Aim.
Write only the number of lines holding the string "bilion".

Some records

******

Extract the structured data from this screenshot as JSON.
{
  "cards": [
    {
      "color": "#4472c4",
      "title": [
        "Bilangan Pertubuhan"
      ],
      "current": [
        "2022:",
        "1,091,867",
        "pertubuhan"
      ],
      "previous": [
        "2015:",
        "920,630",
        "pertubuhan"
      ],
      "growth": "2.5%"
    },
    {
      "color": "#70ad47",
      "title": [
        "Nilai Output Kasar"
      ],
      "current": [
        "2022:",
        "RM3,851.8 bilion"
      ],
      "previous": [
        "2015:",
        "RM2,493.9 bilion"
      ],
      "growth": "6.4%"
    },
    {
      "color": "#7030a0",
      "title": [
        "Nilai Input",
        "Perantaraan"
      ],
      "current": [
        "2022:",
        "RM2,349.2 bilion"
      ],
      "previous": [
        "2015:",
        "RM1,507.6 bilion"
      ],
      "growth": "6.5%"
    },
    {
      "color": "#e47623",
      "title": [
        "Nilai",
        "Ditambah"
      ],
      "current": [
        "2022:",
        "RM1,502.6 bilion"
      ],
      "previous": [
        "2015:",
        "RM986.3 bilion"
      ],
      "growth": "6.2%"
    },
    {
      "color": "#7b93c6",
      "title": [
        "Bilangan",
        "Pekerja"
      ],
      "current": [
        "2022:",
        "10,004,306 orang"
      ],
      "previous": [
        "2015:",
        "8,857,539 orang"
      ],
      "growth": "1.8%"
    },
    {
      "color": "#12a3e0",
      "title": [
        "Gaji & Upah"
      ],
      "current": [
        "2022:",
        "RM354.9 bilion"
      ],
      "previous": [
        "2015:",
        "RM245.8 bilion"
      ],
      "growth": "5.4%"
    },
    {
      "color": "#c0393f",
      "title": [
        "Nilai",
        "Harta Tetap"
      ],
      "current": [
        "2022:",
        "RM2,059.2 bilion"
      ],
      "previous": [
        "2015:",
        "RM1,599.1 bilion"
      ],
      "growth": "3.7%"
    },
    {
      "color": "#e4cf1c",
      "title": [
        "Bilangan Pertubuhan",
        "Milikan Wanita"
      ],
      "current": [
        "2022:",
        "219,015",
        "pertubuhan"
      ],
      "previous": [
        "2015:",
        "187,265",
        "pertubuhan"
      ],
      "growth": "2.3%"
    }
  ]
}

******

Solution to the exercise.
10